» **What you are asked to do**: Repeat the material exactly, leaving nothing out.

* start Input data *

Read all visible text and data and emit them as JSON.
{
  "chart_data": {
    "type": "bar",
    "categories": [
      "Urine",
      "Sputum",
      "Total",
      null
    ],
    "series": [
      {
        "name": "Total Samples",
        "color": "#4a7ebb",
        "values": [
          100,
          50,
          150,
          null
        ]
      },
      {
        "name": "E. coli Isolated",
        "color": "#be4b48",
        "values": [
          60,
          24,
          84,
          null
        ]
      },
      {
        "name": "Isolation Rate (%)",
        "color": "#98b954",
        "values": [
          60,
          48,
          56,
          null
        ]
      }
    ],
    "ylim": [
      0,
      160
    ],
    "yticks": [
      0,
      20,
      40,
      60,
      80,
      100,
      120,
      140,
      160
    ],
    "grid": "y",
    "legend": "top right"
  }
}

* end Input data *

» **Exercise solution**:
Read all visible text and data and emit them as JSON.
{
  "chart_data": {
    "type": "bar",
    "categories": [
      "Urine",
      "Sputum",
      "Total",
      null
    ],
    "series": [
      {
        "name": "Total Samples",
        "color": "#4a7ebb",
        "values": [
          100,
          50,
          150,
          null
        ]
      },
      {
        "name": "E. coli Isolated",
        "color": "#be4b48",
        "values": [
          60,
          24,
          84,
          null
        ]
      },
      {
        "name": "Isolation Rate (%)",
        "color": "#98b954",
        "values": [
          60,
          48,
          56,
          null
        ]
      }
    ],
    "ylim": [
      0,
      160
    ],
    "yticks": [
      0,
      20,
      40,
      60,
      80,
      100,
      120,
      140,
      160
    ],
    "grid": "y",
    "legend": "top right"
  }
}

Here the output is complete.